§ WHAT NEEDS TO BE DONE: Convert the lines of the entries into a numbered list, starting with the very first line and ending after the line that contains "bar-2020 [243, 316, 292, 424]". Leave out any blank lines.

####################

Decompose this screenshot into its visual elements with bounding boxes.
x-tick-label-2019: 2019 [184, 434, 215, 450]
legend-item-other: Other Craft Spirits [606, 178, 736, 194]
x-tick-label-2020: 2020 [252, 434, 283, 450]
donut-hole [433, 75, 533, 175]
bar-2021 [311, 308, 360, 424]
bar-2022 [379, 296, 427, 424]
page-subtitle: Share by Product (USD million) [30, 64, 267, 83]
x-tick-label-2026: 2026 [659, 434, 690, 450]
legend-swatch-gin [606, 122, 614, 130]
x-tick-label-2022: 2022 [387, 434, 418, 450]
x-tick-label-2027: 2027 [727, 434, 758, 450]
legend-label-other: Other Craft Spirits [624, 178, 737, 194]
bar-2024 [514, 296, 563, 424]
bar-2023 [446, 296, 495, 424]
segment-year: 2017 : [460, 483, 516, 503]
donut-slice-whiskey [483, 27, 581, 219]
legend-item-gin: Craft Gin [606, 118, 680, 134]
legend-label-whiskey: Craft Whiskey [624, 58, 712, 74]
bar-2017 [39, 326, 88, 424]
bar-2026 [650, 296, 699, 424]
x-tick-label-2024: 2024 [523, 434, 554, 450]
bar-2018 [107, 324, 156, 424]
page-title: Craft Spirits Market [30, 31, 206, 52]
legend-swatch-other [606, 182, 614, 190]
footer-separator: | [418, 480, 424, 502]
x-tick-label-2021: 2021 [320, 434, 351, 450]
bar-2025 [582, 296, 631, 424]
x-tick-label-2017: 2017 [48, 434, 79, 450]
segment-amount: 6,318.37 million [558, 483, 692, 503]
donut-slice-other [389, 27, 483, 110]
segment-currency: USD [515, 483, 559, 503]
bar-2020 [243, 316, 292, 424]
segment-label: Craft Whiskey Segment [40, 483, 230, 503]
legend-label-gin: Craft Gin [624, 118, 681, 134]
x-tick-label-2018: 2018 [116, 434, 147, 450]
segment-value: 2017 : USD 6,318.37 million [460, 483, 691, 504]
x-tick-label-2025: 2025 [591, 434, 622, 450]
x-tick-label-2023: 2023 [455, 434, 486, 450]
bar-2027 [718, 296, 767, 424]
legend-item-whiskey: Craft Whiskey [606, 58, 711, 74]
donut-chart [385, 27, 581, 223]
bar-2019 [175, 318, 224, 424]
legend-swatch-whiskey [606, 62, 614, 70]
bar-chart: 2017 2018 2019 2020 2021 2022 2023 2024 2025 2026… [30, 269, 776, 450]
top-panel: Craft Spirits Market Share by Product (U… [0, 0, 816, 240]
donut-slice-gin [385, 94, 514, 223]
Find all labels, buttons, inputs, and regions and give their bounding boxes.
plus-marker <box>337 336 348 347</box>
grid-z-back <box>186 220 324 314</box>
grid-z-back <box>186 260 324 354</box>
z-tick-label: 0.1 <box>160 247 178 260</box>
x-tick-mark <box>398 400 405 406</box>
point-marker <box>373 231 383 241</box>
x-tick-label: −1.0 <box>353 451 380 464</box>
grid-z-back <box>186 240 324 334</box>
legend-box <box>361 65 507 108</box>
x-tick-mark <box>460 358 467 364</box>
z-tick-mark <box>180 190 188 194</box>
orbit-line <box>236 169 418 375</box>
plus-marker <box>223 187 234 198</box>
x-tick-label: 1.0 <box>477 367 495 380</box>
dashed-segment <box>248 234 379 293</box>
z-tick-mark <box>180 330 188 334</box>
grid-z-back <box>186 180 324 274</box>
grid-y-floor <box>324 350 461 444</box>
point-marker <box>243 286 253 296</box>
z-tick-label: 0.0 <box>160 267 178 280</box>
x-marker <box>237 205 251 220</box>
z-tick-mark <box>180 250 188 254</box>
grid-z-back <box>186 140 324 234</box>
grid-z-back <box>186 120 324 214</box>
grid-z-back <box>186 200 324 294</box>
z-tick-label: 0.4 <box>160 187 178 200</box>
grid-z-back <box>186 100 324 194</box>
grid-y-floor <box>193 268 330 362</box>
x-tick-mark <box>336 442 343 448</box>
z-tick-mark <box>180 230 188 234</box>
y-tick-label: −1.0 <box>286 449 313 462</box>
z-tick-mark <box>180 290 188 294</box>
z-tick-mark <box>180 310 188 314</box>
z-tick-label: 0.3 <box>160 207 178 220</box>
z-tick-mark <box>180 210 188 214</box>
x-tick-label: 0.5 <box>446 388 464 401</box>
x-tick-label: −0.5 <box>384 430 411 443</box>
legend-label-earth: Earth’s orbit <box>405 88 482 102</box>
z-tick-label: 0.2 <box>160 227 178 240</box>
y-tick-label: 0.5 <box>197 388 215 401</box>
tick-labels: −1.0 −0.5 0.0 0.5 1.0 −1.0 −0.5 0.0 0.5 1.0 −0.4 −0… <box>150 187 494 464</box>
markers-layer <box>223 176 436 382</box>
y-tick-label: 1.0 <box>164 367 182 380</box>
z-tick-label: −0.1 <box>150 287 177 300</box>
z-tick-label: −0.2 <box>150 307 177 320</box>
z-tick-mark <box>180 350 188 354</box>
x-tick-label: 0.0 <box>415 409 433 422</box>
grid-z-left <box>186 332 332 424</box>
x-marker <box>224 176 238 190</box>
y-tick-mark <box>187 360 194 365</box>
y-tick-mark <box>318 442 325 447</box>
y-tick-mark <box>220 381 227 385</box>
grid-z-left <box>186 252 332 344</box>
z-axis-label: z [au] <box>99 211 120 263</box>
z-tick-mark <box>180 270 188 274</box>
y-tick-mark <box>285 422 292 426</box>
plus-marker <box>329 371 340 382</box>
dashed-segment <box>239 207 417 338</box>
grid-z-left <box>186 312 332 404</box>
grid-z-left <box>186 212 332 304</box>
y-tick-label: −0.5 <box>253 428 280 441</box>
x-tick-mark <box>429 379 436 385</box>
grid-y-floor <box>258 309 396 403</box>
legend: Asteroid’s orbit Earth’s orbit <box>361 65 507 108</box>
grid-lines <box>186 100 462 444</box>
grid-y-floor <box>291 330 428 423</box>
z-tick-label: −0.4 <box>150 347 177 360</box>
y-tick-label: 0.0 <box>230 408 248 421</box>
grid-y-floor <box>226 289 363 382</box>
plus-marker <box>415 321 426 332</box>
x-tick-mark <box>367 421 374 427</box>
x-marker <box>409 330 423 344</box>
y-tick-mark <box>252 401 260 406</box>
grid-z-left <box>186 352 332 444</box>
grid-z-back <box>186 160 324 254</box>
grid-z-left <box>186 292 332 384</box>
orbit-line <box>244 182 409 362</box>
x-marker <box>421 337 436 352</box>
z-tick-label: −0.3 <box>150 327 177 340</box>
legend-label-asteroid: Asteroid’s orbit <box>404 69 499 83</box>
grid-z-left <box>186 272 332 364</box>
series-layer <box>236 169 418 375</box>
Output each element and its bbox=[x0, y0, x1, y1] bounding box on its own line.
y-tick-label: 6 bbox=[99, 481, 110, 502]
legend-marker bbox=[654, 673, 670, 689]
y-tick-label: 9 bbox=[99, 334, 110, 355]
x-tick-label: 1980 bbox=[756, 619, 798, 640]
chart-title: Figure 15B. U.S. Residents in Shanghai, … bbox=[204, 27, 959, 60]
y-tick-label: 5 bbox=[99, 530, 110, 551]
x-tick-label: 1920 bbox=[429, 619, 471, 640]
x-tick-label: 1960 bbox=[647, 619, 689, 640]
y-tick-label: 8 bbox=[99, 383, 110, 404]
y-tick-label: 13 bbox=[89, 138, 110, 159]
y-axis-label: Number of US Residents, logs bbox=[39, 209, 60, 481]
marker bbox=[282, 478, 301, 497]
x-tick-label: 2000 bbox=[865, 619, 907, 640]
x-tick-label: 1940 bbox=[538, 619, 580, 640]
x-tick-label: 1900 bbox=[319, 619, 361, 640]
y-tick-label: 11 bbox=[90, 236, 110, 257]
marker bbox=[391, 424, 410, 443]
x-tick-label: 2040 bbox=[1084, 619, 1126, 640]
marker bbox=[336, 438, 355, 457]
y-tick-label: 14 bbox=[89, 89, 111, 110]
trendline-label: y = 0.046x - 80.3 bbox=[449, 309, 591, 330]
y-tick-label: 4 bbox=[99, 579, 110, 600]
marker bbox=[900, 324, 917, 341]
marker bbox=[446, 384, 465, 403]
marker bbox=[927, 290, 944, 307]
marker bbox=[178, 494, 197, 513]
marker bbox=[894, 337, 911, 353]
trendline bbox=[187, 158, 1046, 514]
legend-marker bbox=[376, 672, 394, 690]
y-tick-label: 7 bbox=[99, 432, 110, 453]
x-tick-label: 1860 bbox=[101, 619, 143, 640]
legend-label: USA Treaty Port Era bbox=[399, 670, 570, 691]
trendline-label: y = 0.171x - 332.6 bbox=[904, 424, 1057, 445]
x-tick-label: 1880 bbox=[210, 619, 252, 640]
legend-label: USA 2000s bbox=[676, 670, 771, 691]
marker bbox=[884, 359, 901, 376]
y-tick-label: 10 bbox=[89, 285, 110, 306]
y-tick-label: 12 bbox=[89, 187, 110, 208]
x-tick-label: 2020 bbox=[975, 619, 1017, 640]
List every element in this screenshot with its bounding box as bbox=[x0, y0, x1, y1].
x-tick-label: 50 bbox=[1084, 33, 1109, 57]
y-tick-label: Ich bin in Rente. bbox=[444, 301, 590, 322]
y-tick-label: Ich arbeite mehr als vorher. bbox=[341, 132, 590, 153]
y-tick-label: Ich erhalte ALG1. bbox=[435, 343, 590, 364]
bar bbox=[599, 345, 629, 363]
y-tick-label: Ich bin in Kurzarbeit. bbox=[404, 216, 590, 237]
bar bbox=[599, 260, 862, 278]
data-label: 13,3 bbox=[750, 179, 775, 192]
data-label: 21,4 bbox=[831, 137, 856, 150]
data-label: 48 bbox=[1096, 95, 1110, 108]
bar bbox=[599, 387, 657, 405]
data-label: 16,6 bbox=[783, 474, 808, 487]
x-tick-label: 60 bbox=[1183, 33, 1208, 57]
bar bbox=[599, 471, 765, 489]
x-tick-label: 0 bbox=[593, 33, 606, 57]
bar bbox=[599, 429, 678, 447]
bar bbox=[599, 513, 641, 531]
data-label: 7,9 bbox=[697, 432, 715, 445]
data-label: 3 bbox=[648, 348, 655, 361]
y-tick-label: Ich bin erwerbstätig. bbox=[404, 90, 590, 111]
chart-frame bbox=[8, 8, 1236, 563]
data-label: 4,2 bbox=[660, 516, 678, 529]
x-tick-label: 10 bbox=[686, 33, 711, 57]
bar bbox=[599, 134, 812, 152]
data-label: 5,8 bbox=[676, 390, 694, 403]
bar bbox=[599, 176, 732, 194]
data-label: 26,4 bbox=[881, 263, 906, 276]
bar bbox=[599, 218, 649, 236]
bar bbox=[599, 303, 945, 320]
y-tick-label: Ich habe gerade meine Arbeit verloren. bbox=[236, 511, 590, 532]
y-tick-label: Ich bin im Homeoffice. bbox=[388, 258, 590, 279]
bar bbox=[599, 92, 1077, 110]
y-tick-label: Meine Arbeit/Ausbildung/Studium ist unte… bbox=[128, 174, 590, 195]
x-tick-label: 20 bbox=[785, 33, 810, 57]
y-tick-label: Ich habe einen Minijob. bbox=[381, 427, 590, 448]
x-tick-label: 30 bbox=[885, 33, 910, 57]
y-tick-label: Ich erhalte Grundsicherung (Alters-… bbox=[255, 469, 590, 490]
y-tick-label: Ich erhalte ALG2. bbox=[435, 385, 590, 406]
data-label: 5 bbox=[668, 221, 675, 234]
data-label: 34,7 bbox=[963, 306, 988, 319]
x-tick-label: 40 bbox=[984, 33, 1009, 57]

####################

§ OUTPUT FOR THIS EXERCISE:
1. Decompose this screenshot into its visual elements with bounding boxes.
2. x-tick-label-2019: 2019 [184, 434, 215, 450]
3. legend-item-other: Other Craft Spirits [606, 178, 736, 194]
4. x-tick-label-2020: 2020 [252, 434, 283, 450]
5. donut-hole [433, 75, 533, 175]
6. bar-2021 [311, 308, 360, 424]
7. bar-2022 [379, 296, 427, 424]
8. page-subtitle: Share by Product (USD million) [30, 64, 267, 83]
9. x-tick-label-2026: 2026 [659, 434, 690, 450]
10. legend-swatch-gin [606, 122, 614, 130]
11. x-tick-label-2022: 2022 [387, 434, 418, 450]
12. x-tick-label-2027: 2027 [727, 434, 758, 450]
13. legend-label-other: Other Craft Spirits [624, 178, 737, 194]
14. bar-2024 [514, 296, 563, 424]
15. bar-2023 [446, 296, 495, 424]
16. segment-year: 2017 : [460, 483, 516, 503]
17. donut-slice-whiskey [483, 27, 581, 219]
18. legend-item-gin: Craft Gin [606, 118, 680, 134]
19. legend-label-whiskey: Craft Whiskey [624, 58, 712, 74]
20. bar-2017 [39, 326, 88, 424]
21. bar-2026 [650, 296, 699, 424]
22. x-tick-label-2024: 2024 [523, 434, 554, 450]
23. bar-2018 [107, 324, 156, 424]
24. page-title: Craft Spirits Market [30, 31, 206, 52]
25. legend-swatch-other [606, 182, 614, 190]
26. footer-separator: | [418, 480, 424, 502]
27. x-tick-label-2021: 2021 [320, 434, 351, 450]
28. bar-2025 [582, 296, 631, 424]
29. x-tick-label-2017: 2017 [48, 434, 79, 450]
30. segment-amount: 6,318.37 million [558, 483, 692, 503]
31. donut-slice-other [389, 27, 483, 110]
32. segment-currency: USD [515, 483, 559, 503]
33. bar-2020 [243, 316, 292, 424]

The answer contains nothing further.